Directions:
Reproduce each line exactly.

(Data entries)
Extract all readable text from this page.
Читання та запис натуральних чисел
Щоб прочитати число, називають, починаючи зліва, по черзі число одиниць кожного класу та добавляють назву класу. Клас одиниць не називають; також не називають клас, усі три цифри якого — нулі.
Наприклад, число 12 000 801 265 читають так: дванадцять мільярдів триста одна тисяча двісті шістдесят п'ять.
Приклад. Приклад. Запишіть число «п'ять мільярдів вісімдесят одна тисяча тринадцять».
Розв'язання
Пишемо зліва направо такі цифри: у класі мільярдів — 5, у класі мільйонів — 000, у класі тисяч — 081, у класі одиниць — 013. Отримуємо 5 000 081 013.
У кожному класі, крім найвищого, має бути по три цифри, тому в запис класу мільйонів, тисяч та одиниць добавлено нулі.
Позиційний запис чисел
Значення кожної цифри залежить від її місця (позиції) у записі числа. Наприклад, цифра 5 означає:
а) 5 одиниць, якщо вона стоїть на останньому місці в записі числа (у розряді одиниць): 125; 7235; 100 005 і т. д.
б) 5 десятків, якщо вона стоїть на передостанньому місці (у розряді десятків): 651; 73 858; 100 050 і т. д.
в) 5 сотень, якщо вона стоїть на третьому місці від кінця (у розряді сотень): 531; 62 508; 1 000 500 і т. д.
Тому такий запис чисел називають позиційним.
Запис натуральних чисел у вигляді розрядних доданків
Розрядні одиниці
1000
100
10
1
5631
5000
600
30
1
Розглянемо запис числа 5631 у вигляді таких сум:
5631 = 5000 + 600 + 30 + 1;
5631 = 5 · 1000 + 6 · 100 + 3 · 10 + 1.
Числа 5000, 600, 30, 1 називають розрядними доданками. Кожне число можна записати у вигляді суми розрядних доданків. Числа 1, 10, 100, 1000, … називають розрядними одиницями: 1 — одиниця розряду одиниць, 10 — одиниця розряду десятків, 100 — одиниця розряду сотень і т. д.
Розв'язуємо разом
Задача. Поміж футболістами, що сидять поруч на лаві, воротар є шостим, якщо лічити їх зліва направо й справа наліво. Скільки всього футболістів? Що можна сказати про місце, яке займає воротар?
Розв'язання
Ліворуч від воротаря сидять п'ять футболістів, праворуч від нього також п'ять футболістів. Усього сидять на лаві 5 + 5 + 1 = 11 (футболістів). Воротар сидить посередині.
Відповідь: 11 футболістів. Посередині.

Answer to this problem:
Extract all readable text from this page.
Читання та запис натуральних чисел
Щоб прочитати число, називають, починаючи зліва, по черзі число одиниць кожного класу та добавляють назву класу. Клас одиниць не називають; також не називають клас, усі три цифри якого — нулі.
Наприклад, число 12 000 801 265 читають так: дванадцять мільярдів триста одна тисяча двісті шістдесят п'ять.
Приклад. Приклад. Запишіть число «п'ять мільярдів вісімдесят одна тисяча тринадцять».
Розв'язання
Пишемо зліва направо такі цифри: у класі мільярдів — 5, у класі мільйонів — 000, у класі тисяч — 081, у класі одиниць — 013. Отримуємо 5 000 081 013.
У кожному класі, крім найвищого, має бути по три цифри, тому в запис класу мільйонів, тисяч та одиниць добавлено нулі.
Позиційний запис чисел
Значення кожної цифри залежить від її місця (позиції) у записі числа. Наприклад, цифра 5 означає:
а) 5 одиниць, якщо вона стоїть на останньому місці в записі числа (у розряді одиниць): 125; 7235; 100 005 і т. д.
б) 5 десятків, якщо вона стоїть на передостанньому місці (у розряді десятків): 651; 73 858; 100 050 і т. д.
в) 5 сотень, якщо вона стоїть на третьому місці від кінця (у розряді сотень): 531; 62 508; 1 000 500 і т. д.
Тому такий запис чисел називають позиційним.
Запис натуральних чисел у вигляді розрядних доданків
Розрядні одиниці
1000
100
10
1
5631
5000
600
30
1
Розглянемо запис числа 5631 у вигляді таких сум:
5631 = 5000 + 600 + 30 + 1;
5631 = 5 · 1000 + 6 · 100 + 3 · 10 + 1.
Числа 5000, 600, 30, 1 називають розрядними доданками. Кожне число можна записати у вигляді суми розрядних доданків. Числа 1, 10, 100, 1000, … називають розрядними одиницями: 1 — одиниця розряду одиниць, 10 — одиниця розряду десятків, 100 — одиниця розряду сотень і т. д.
Розв'язуємо разом
Задача. Поміж футболістами, що сидять поруч на лаві, воротар є шостим, якщо лічити їх зліва направо й справа наліво. Скільки всього футболістів? Що можна сказати про місце, яке займає воротар?
Розв'язання
Ліворуч від воротаря сидять п'ять футболістів, праворуч від нього також п'ять футболістів. Усього сидять на лаві 5 + 5 + 1 = 11 (футболістів). Воротар сидить посередині.
Відповідь: 11 футболістів. Посередині.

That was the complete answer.